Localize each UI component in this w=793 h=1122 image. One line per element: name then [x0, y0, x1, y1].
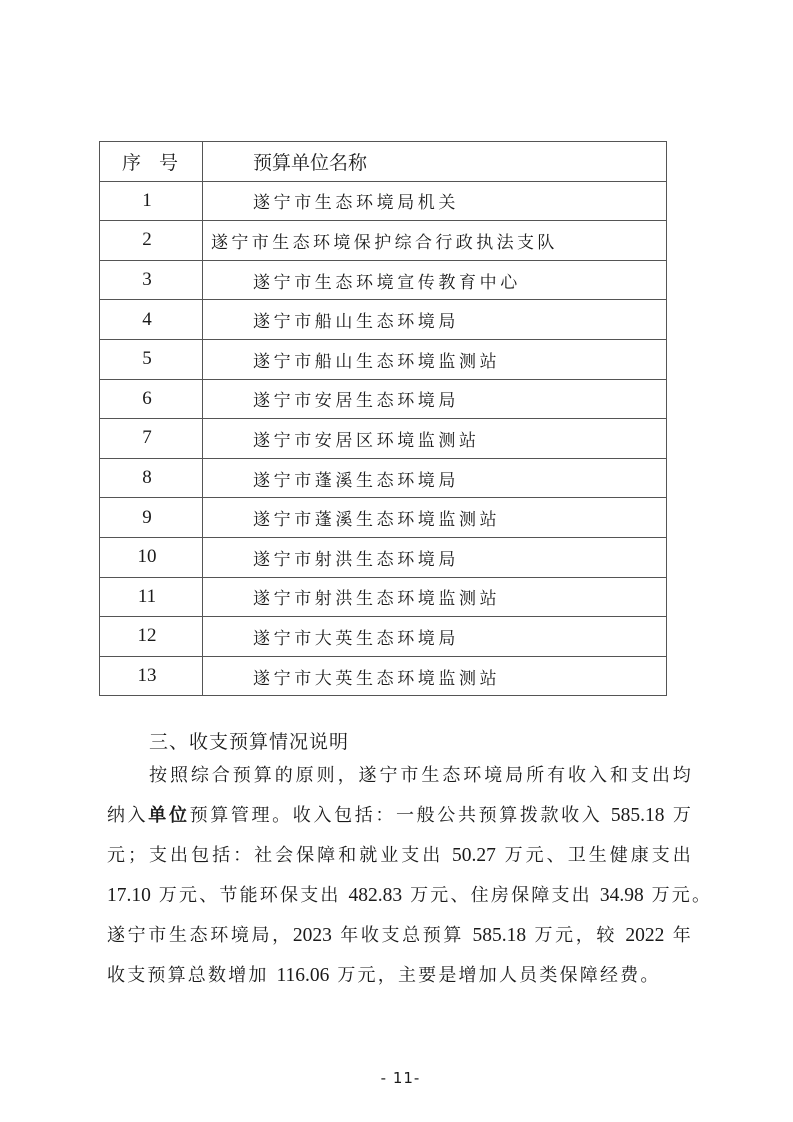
row-unit-name: 遂宁市射洪生态环境局 — [203, 537, 667, 577]
row-unit-name: 遂宁市安居区环境监测站 — [203, 419, 667, 459]
row-serial-no: 6 — [100, 379, 203, 419]
paragraph-line: 收支预算总数增加 116.06 万元，主要是增加人员类保障经费。 — [107, 956, 693, 996]
paragraph-line: 遂宁市生态环境局，2023 年收支总预算 585.18 万元，较 2022 年 — [107, 916, 693, 956]
text-run: 万元、住房保障支出 — [402, 885, 600, 906]
year-2023: 2023 — [293, 925, 332, 946]
row-serial-no: 2 — [100, 221, 203, 261]
row-unit-name: 遂宁市生态环境宣传教育中心 — [203, 260, 667, 300]
text-run: 按照综合预算的原则，遂宁市生态环境局所有收入和支出均 — [149, 765, 693, 786]
health-amount: 17.10 — [107, 885, 151, 906]
increase-amount: 116.06 — [277, 965, 330, 986]
row-serial-no: 7 — [100, 419, 203, 459]
text-run: 元；支出包括：社会保障和就业支出 — [107, 845, 452, 866]
row-unit-name: 遂宁市生态环境局机关 — [203, 181, 667, 221]
table-row: 10 遂宁市射洪生态环境局 — [100, 537, 667, 577]
row-serial-no: 10 — [100, 537, 203, 577]
table-row: 13 遂宁市大英生态环境监测站 — [100, 656, 667, 696]
table-row: 3 遂宁市生态环境宣传教育中心 — [100, 260, 667, 300]
table-row: 8 遂宁市蓬溪生态环境局 — [100, 458, 667, 498]
text-run: 年 — [664, 925, 693, 946]
environment-amount: 482.83 — [349, 885, 403, 906]
paragraph-line: 元；支出包括：社会保障和就业支出 50.27 万元、卫生健康支出 — [107, 836, 693, 876]
row-serial-no: 11 — [100, 577, 203, 617]
text-run: 万元。 — [644, 885, 713, 906]
row-serial-no: 4 — [100, 300, 203, 340]
table-row: 12 遂宁市大英生态环境局 — [100, 617, 667, 657]
paragraph-line: 纳入单位预算管理。收入包括：一般公共预算拨款收入 585.18 万 — [107, 796, 693, 836]
row-unit-name: 遂宁市船山生态环境监测站 — [203, 339, 667, 379]
row-serial-no: 5 — [100, 339, 203, 379]
page-number: - 11- — [0, 1069, 793, 1087]
table-row: 11 遂宁市射洪生态环境监测站 — [100, 577, 667, 617]
row-unit-name: 遂宁市蓬溪生态环境局 — [203, 458, 667, 498]
row-serial-no: 1 — [100, 181, 203, 221]
text-run: 纳入 — [107, 805, 148, 826]
row-unit-name: 遂宁市生态环境保护综合行政执法支队 — [203, 221, 667, 261]
row-serial-no: 12 — [100, 617, 203, 657]
paragraph-line: 按照综合预算的原则，遂宁市生态环境局所有收入和支出均 — [107, 756, 693, 796]
total-budget-amount: 585.18 — [472, 925, 526, 946]
table-row: 7 遂宁市安居区环境监测站 — [100, 419, 667, 459]
text-run: 遂宁市生态环境局， — [107, 925, 293, 946]
budget-explanation-paragraph: 按照综合预算的原则，遂宁市生态环境局所有收入和支出均 纳入单位预算管理。收入包括… — [107, 756, 693, 996]
table-row: 1 遂宁市生态环境局机关 — [100, 181, 667, 221]
year-2022: 2022 — [625, 925, 664, 946]
text-run: 万 — [664, 805, 693, 826]
document-page: 序 号 预算单位名称 1 遂宁市生态环境局机关 2 遂宁市生态环境保护综合行政执… — [0, 0, 793, 1122]
text-run: 万元、节能环保支出 — [151, 885, 349, 906]
table-row: 9 遂宁市蓬溪生态环境监测站 — [100, 498, 667, 538]
row-unit-name: 遂宁市船山生态环境局 — [203, 300, 667, 340]
row-unit-name: 遂宁市蓬溪生态环境监测站 — [203, 498, 667, 538]
bold-text-run: 单位 — [148, 805, 189, 826]
paragraph-line: 17.10 万元、节能环保支出 482.83 万元、住房保障支出 34.98 万… — [107, 876, 693, 916]
table-header-row: 序 号 预算单位名称 — [100, 142, 667, 182]
column-header-unit-name: 预算单位名称 — [203, 142, 667, 182]
table-row: 4 遂宁市船山生态环境局 — [100, 300, 667, 340]
text-run: 年收支总预算 — [332, 925, 473, 946]
text-run: 万元，主要是增加人员类保障经费。 — [329, 965, 660, 986]
text-run: 万元、卫生健康支出 — [496, 845, 693, 866]
row-serial-no: 9 — [100, 498, 203, 538]
row-unit-name: 遂宁市安居生态环境局 — [203, 379, 667, 419]
housing-amount: 34.98 — [600, 885, 644, 906]
row-serial-no: 13 — [100, 656, 203, 696]
text-run: 收支预算总数增加 — [107, 965, 277, 986]
row-unit-name: 遂宁市大英生态环境局 — [203, 617, 667, 657]
text-run: 万元，较 — [526, 925, 625, 946]
row-unit-name: 遂宁市射洪生态环境监测站 — [203, 577, 667, 617]
budget-units-table: 序 号 预算单位名称 1 遂宁市生态环境局机关 2 遂宁市生态环境保护综合行政执… — [99, 141, 667, 696]
text-run: 预算管理。收入包括：一般公共预算拨款收入 — [190, 805, 611, 826]
social-security-amount: 50.27 — [452, 845, 496, 866]
income-amount: 585.18 — [611, 805, 665, 826]
table-row: 5 遂宁市船山生态环境监测站 — [100, 339, 667, 379]
row-unit-name: 遂宁市大英生态环境监测站 — [203, 656, 667, 696]
column-header-serial-no: 序 号 — [100, 142, 203, 182]
table-row: 6 遂宁市安居生态环境局 — [100, 379, 667, 419]
row-serial-no: 3 — [100, 260, 203, 300]
row-serial-no: 8 — [100, 458, 203, 498]
table-row: 2 遂宁市生态环境保护综合行政执法支队 — [100, 221, 667, 261]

════════

PROBLEM DESCRIPTION | Rewrite all of the data above with every "row-serial-no" changed to "serial-number" and everything else left as it is. Leave out the pictures.

RESPONSE BELOW |
Localize each UI component in this w=793 h=1122 image. One line per element: name then [x0, y0, x1, y1].
row-unit-name: 遂宁市射洪生态环境局 — [203, 537, 667, 577]
row-unit-name: 遂宁市安居区环境监测站 — [203, 419, 667, 459]
serial-number: 6 — [100, 379, 203, 419]
paragraph-line: 收支预算总数增加 116.06 万元，主要是增加人员类保障经费。 — [107, 956, 693, 996]
paragraph-line: 遂宁市生态环境局，2023 年收支总预算 585.18 万元，较 2022 年 — [107, 916, 693, 956]
text-run: 万元、住房保障支出 — [402, 885, 600, 906]
year-2023: 2023 — [293, 925, 332, 946]
serial-number: 2 — [100, 221, 203, 261]
row-unit-name: 遂宁市生态环境宣传教育中心 — [203, 260, 667, 300]
text-run: 按照综合预算的原则，遂宁市生态环境局所有收入和支出均 — [149, 765, 693, 786]
health-amount: 17.10 — [107, 885, 151, 906]
increase-amount: 116.06 — [277, 965, 330, 986]
serial-number: 7 — [100, 419, 203, 459]
text-run: 元；支出包括：社会保障和就业支出 — [107, 845, 452, 866]
row-unit-name: 遂宁市生态环境局机关 — [203, 181, 667, 221]
table-row: 10 遂宁市射洪生态环境局 — [100, 537, 667, 577]
serial-number: 10 — [100, 537, 203, 577]
table-row: 13 遂宁市大英生态环境监测站 — [100, 656, 667, 696]
table-row: 3 遂宁市生态环境宣传教育中心 — [100, 260, 667, 300]
table-row: 8 遂宁市蓬溪生态环境局 — [100, 458, 667, 498]
text-run: 年 — [664, 925, 693, 946]
environment-amount: 482.83 — [349, 885, 403, 906]
paragraph-line: 元；支出包括：社会保障和就业支出 50.27 万元、卫生健康支出 — [107, 836, 693, 876]
serial-number: 11 — [100, 577, 203, 617]
text-run: 万元。 — [644, 885, 713, 906]
serial-number: 4 — [100, 300, 203, 340]
table-row: 12 遂宁市大英生态环境局 — [100, 617, 667, 657]
paragraph-line: 纳入单位预算管理。收入包括：一般公共预算拨款收入 585.18 万 — [107, 796, 693, 836]
row-unit-name: 遂宁市船山生态环境监测站 — [203, 339, 667, 379]
serial-number: 5 — [100, 339, 203, 379]
page-number: - 11- — [0, 1069, 793, 1087]
table-row: 11 遂宁市射洪生态环境监测站 — [100, 577, 667, 617]
row-unit-name: 遂宁市蓬溪生态环境局 — [203, 458, 667, 498]
serial-number: 1 — [100, 181, 203, 221]
text-run: 纳入 — [107, 805, 148, 826]
row-unit-name: 遂宁市生态环境保护综合行政执法支队 — [203, 221, 667, 261]
serial-number: 12 — [100, 617, 203, 657]
paragraph-line: 按照综合预算的原则，遂宁市生态环境局所有收入和支出均 — [107, 756, 693, 796]
total-budget-amount: 585.18 — [472, 925, 526, 946]
table-row: 7 遂宁市安居区环境监测站 — [100, 419, 667, 459]
text-run: 遂宁市生态环境局， — [107, 925, 293, 946]
budget-explanation-paragraph: 按照综合预算的原则，遂宁市生态环境局所有收入和支出均 纳入单位预算管理。收入包括… — [107, 756, 693, 996]
table-row: 1 遂宁市生态环境局机关 — [100, 181, 667, 221]
year-2022: 2022 — [625, 925, 664, 946]
text-run: 万 — [664, 805, 693, 826]
document-page: 序 号 预算单位名称 1 遂宁市生态环境局机关 2 遂宁市生态环境保护综合行政执… — [0, 0, 793, 1122]
text-run: 万元、节能环保支出 — [151, 885, 349, 906]
table-row: 9 遂宁市蓬溪生态环境监测站 — [100, 498, 667, 538]
row-unit-name: 遂宁市船山生态环境局 — [203, 300, 667, 340]
row-unit-name: 遂宁市蓬溪生态环境监测站 — [203, 498, 667, 538]
bold-text-run: 单位 — [148, 805, 189, 826]
paragraph-line: 17.10 万元、节能环保支出 482.83 万元、住房保障支出 34.98 万… — [107, 876, 693, 916]
table-header-row: 序 号 预算单位名称 — [100, 142, 667, 182]
column-header-unit-name: 预算单位名称 — [203, 142, 667, 182]
table-row: 4 遂宁市船山生态环境局 — [100, 300, 667, 340]
text-run: 年收支总预算 — [332, 925, 473, 946]
text-run: 万元，主要是增加人员类保障经费。 — [329, 965, 660, 986]
text-run: 万元、卫生健康支出 — [496, 845, 693, 866]
serial-number: 9 — [100, 498, 203, 538]
row-unit-name: 遂宁市安居生态环境局 — [203, 379, 667, 419]
housing-amount: 34.98 — [600, 885, 644, 906]
serial-number: 13 — [100, 656, 203, 696]
text-run: 收支预算总数增加 — [107, 965, 277, 986]
row-unit-name: 遂宁市大英生态环境局 — [203, 617, 667, 657]
text-run: 万元，较 — [526, 925, 625, 946]
row-unit-name: 遂宁市射洪生态环境监测站 — [203, 577, 667, 617]
budget-units-table: 序 号 预算单位名称 1 遂宁市生态环境局机关 2 遂宁市生态环境保护综合行政执… — [99, 141, 667, 696]
text-run: 预算管理。收入包括：一般公共预算拨款收入 — [190, 805, 611, 826]
social-security-amount: 50.27 — [452, 845, 496, 866]
income-amount: 585.18 — [611, 805, 665, 826]
table-row: 5 遂宁市船山生态环境监测站 — [100, 339, 667, 379]
row-unit-name: 遂宁市大英生态环境监测站 — [203, 656, 667, 696]
column-header-serial-no: 序 号 — [100, 142, 203, 182]
table-row: 6 遂宁市安居生态环境局 — [100, 379, 667, 419]
serial-number: 3 — [100, 260, 203, 300]
serial-number: 8 — [100, 458, 203, 498]
table-row: 2 遂宁市生态环境保护综合行政执法支队 — [100, 221, 667, 261]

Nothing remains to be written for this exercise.